** Begin RECORDS PROVIDED **

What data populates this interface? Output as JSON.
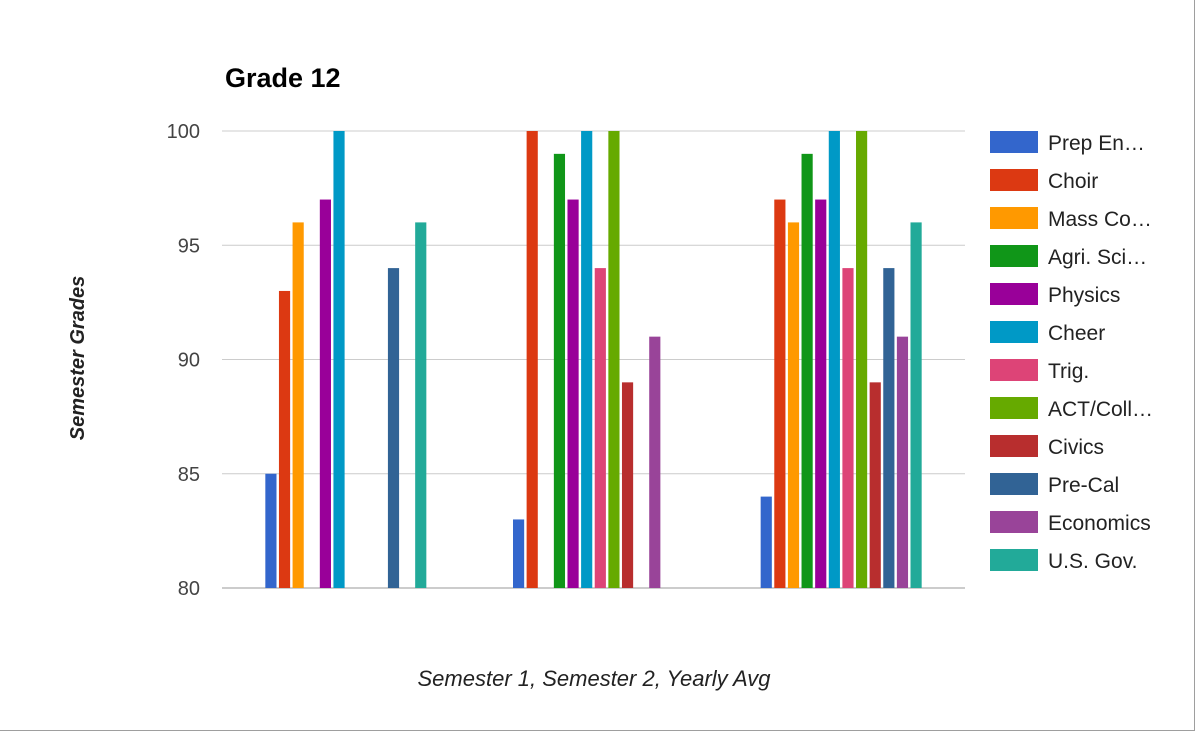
{
  "chart_data": {
    "type": "bar",
    "title": "Grade 12",
    "xlabel": "Semester 1, Semester 2, Yearly Avg",
    "ylabel": "Semester Grades",
    "ylim": [
      80,
      100
    ],
    "yticks": [
      "80",
      "85",
      "90",
      "95",
      "100"
    ],
    "grid": true,
    "legend_position": "right",
    "categories": [
      "Semester 1",
      "Semester 2",
      "Yearly Avg"
    ],
    "series": [
      {
        "name": "Prep En…",
        "color": "#3366cc",
        "values": [
          85,
          83,
          84
        ]
      },
      {
        "name": "Choir",
        "color": "#dc3912",
        "values": [
          93,
          100,
          97
        ]
      },
      {
        "name": "Mass Co…",
        "color": "#ff9900",
        "values": [
          96,
          null,
          96
        ]
      },
      {
        "name": "Agri. Sci…",
        "color": "#109618",
        "values": [
          null,
          99,
          99
        ]
      },
      {
        "name": "Physics",
        "color": "#990099",
        "values": [
          97,
          97,
          97
        ]
      },
      {
        "name": "Cheer",
        "color": "#0099c6",
        "values": [
          100,
          100,
          100
        ]
      },
      {
        "name": "Trig.",
        "color": "#dd4477",
        "values": [
          null,
          94,
          94
        ]
      },
      {
        "name": "ACT/Coll…",
        "color": "#66aa00",
        "values": [
          null,
          100,
          100
        ]
      },
      {
        "name": "Civics",
        "color": "#b82e2e",
        "values": [
          null,
          89,
          89
        ]
      },
      {
        "name": "Pre-Cal",
        "color": "#316395",
        "values": [
          94,
          null,
          94
        ]
      },
      {
        "name": "Economics",
        "color": "#994499",
        "values": [
          null,
          91,
          91
        ]
      },
      {
        "name": "U.S. Gov.",
        "color": "#22aa99",
        "values": [
          96,
          null,
          96
        ]
      }
    ]
  }
}
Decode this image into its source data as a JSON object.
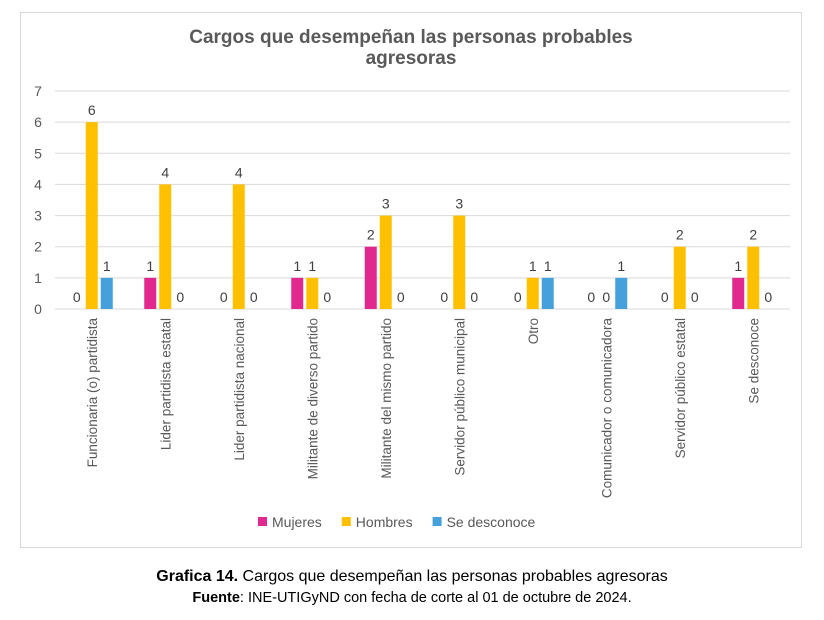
{
  "chart_data": {
    "type": "bar",
    "title": "Cargos que desempeñan las personas probables agresoras",
    "categories": [
      "Funcionaria (o) partidista",
      "Lider partidista estatal",
      "Lider partidista nacional",
      "Militante de diverso partido",
      "Militante del mismo partido",
      "Servidor público municipal",
      "Otro",
      "Comunicador o comunicadora",
      "Servidor público estatal",
      "Se desconoce"
    ],
    "series": [
      {
        "name": "Mujeres",
        "color": "#e0288f",
        "values": [
          0,
          1,
          0,
          1,
          2,
          0,
          0,
          0,
          0,
          1
        ]
      },
      {
        "name": "Hombres",
        "color": "#ffc000",
        "values": [
          6,
          4,
          4,
          1,
          3,
          3,
          1,
          0,
          2,
          2
        ]
      },
      {
        "name": "Se desconoce",
        "color": "#45a0dc",
        "values": [
          1,
          0,
          0,
          0,
          0,
          0,
          1,
          1,
          0,
          0
        ]
      }
    ],
    "ylim": [
      0,
      7
    ],
    "yticks": [
      "0",
      "1",
      "2",
      "3",
      "4",
      "5",
      "6",
      "7"
    ],
    "grid": true,
    "data_labels": true,
    "legend": "bottom"
  },
  "caption": {
    "label": "Grafica 14.",
    "text": " Cargos que desempeñan las personas probables agresoras",
    "source_label": "Fuente",
    "source_text": ": INE-UTIGyND con fecha de corte al 01 de octubre de 2024."
  }
}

** End RECORDS PROVIDED **

**TASK STATEMENT**
Set the listing down in full and exactly. Pictures within it should not appear in the copy.

**TASK RESPONSE**
What data populates this interface? Output as JSON.
{
  "chart_data": {
    "type": "bar",
    "title": "Grade 12",
    "xlabel": "Semester 1, Semester 2, Yearly Avg",
    "ylabel": "Semester Grades",
    "ylim": [
      80,
      100
    ],
    "yticks": [
      "80",
      "85",
      "90",
      "95",
      "100"
    ],
    "grid": true,
    "legend_position": "right",
    "categories": [
      "Semester 1",
      "Semester 2",
      "Yearly Avg"
    ],
    "series": [
      {
        "name": "Prep En…",
        "color": "#3366cc",
        "values": [
          85,
          83,
          84
        ]
      },
      {
        "name": "Choir",
        "color": "#dc3912",
        "values": [
          93,
          100,
          97
        ]
      },
      {
        "name": "Mass Co…",
        "color": "#ff9900",
        "values": [
          96,
          null,
          96
        ]
      },
      {
        "name": "Agri. Sci…",
        "color": "#109618",
        "values": [
          null,
          99,
          99
        ]
      },
      {
        "name": "Physics",
        "color": "#990099",
        "values": [
          97,
          97,
          97
        ]
      },
      {
        "name": "Cheer",
        "color": "#0099c6",
        "values": [
          100,
          100,
          100
        ]
      },
      {
        "name": "Trig.",
        "color": "#dd4477",
        "values": [
          null,
          94,
          94
        ]
      },
      {
        "name": "ACT/Coll…",
        "color": "#66aa00",
        "values": [
          null,
          100,
          100
        ]
      },
      {
        "name": "Civics",
        "color": "#b82e2e",
        "values": [
          null,
          89,
          89
        ]
      },
      {
        "name": "Pre-Cal",
        "color": "#316395",
        "values": [
          94,
          null,
          94
        ]
      },
      {
        "name": "Economics",
        "color": "#994499",
        "values": [
          null,
          91,
          91
        ]
      },
      {
        "name": "U.S. Gov.",
        "color": "#22aa99",
        "values": [
          96,
          null,
          96
        ]
      }
    ]
  }
}
Decode this image into its source data as a JSON object.
{
  "chart_data": {
    "type": "bar",
    "title": "Cargos que desempeñan las personas probables agresoras",
    "categories": [
      "Funcionaria (o) partidista",
      "Lider partidista estatal",
      "Lider partidista nacional",
      "Militante de diverso partido",
      "Militante del mismo partido",
      "Servidor público municipal",
      "Otro",
      "Comunicador o comunicadora",
      "Servidor público estatal",
      "Se desconoce"
    ],
    "series": [
      {
        "name": "Mujeres",
        "color": "#e0288f",
        "values": [
          0,
          1,
          0,
          1,
          2,
          0,
          0,
          0,
          0,
          1
        ]
      },
      {
        "name": "Hombres",
        "color": "#ffc000",
        "values": [
          6,
          4,
          4,
          1,
          3,
          3,
          1,
          0,
          2,
          2
        ]
      },
      {
        "name": "Se desconoce",
        "color": "#45a0dc",
        "values": [
          1,
          0,
          0,
          0,
          0,
          0,
          1,
          1,
          0,
          0
        ]
      }
    ],
    "ylim": [
      0,
      7
    ],
    "yticks": [
      "0",
      "1",
      "2",
      "3",
      "4",
      "5",
      "6",
      "7"
    ],
    "grid": true,
    "data_labels": true,
    "legend": "bottom"
  },
  "caption": {
    "label": "Grafica 14.",
    "text": " Cargos que desempeñan las personas probables agresoras",
    "source_label": "Fuente",
    "source_text": ": INE-UTIGyND con fecha de corte al 01 de octubre de 2024."
  }
}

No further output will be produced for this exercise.